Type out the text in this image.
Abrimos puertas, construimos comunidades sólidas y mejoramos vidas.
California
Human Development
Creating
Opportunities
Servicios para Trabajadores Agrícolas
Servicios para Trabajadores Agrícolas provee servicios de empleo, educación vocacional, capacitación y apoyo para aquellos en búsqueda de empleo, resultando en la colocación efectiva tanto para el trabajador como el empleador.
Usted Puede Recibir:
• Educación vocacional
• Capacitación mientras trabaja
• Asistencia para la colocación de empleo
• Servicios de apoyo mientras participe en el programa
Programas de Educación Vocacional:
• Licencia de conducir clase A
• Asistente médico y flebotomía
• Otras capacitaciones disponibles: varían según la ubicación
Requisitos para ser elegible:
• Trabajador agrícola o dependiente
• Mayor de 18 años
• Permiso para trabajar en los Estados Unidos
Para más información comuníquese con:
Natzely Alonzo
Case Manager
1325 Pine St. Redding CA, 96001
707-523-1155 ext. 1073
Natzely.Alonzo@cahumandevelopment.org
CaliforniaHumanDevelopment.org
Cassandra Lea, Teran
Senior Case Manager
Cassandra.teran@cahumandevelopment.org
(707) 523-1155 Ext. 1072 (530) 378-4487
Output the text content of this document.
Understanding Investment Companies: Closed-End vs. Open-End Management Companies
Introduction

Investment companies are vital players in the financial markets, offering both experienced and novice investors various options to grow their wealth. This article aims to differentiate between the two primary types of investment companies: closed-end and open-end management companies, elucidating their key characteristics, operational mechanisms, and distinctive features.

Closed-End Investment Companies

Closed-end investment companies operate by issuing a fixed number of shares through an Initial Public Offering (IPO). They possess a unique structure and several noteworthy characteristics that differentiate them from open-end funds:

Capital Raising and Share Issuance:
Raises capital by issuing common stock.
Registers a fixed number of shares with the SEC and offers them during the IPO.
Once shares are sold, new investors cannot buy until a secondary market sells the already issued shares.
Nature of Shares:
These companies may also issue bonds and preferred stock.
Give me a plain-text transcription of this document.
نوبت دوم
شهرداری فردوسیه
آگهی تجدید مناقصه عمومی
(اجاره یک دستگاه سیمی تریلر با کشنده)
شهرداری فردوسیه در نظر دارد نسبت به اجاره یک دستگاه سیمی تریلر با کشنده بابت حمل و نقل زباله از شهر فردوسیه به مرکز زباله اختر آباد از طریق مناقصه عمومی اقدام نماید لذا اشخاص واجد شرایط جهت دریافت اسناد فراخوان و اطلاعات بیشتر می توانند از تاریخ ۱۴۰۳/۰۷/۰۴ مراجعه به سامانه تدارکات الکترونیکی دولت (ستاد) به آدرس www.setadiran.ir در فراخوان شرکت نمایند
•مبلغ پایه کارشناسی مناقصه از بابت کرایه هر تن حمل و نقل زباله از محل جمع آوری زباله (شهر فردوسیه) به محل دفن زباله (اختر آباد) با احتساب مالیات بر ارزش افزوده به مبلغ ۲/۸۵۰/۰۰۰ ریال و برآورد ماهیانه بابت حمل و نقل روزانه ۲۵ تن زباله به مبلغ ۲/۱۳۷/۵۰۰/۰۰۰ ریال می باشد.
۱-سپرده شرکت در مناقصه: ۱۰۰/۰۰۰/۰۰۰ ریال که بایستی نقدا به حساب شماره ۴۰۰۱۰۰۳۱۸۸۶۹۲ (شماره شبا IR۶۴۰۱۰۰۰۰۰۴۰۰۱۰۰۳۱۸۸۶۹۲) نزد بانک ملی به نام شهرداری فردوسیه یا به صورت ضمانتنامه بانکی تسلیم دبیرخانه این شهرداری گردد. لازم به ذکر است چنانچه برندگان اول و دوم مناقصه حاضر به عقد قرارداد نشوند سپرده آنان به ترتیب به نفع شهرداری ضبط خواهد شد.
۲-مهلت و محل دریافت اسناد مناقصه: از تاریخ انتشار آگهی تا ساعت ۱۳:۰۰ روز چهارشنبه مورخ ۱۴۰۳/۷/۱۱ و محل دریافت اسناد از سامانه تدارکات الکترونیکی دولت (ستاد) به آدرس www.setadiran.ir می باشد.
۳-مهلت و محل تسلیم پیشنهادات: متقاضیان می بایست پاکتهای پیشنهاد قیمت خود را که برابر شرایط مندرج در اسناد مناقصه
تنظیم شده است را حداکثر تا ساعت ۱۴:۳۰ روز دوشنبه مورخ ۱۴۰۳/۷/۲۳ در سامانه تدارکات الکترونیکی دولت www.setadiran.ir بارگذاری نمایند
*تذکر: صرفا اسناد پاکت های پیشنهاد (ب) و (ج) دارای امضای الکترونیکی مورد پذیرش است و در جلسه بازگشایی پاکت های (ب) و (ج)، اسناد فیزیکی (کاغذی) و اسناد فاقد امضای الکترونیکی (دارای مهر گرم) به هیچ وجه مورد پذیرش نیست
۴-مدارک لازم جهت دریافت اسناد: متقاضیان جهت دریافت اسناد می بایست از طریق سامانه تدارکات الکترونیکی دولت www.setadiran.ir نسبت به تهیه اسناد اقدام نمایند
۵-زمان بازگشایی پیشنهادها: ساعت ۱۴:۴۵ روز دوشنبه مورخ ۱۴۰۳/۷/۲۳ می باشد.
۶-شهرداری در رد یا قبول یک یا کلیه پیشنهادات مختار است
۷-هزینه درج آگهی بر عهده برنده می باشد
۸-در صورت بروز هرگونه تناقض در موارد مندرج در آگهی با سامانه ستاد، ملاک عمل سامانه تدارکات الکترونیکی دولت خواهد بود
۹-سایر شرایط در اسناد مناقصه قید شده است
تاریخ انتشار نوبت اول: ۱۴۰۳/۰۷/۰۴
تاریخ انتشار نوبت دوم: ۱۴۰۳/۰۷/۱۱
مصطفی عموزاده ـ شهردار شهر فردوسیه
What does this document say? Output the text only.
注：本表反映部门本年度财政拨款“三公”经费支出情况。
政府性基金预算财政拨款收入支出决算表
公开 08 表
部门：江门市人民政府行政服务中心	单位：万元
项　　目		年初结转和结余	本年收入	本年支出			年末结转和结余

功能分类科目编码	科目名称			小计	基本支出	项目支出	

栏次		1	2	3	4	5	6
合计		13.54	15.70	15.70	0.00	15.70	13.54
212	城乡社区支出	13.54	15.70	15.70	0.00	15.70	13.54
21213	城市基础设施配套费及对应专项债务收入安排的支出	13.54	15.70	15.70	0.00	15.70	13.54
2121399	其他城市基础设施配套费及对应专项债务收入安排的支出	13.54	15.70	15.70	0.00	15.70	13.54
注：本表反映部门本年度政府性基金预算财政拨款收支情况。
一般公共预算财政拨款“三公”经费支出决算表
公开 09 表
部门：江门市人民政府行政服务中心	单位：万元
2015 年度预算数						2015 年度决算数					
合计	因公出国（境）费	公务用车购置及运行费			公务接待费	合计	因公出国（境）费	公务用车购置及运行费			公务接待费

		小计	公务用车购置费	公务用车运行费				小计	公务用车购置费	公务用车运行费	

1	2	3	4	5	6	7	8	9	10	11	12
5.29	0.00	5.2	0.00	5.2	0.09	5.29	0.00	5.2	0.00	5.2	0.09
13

Given instruction:
Lines holding the word "انتشار" in the entries above are the ones to pull out. Copy them all.

Response below:
۲-مهلت و محل دریافت اسناد مناقصه: از تاریخ انتشار آگهی تا ساعت ۱۳:۰۰ روز چهارشنبه مورخ ۱۴۰۳/۷/۱۱ و محل دریافت اسناد از سامانه تدارکات الکترونیکی دولت (ستاد) به آدرس www.setadiran.ir می باشد.
تاریخ انتشار نوبت اول: ۱۴۰۳/۰۷/۰۴
تاریخ انتشار نوبت دوم: ۱۴۰۳/۰۷/۱۱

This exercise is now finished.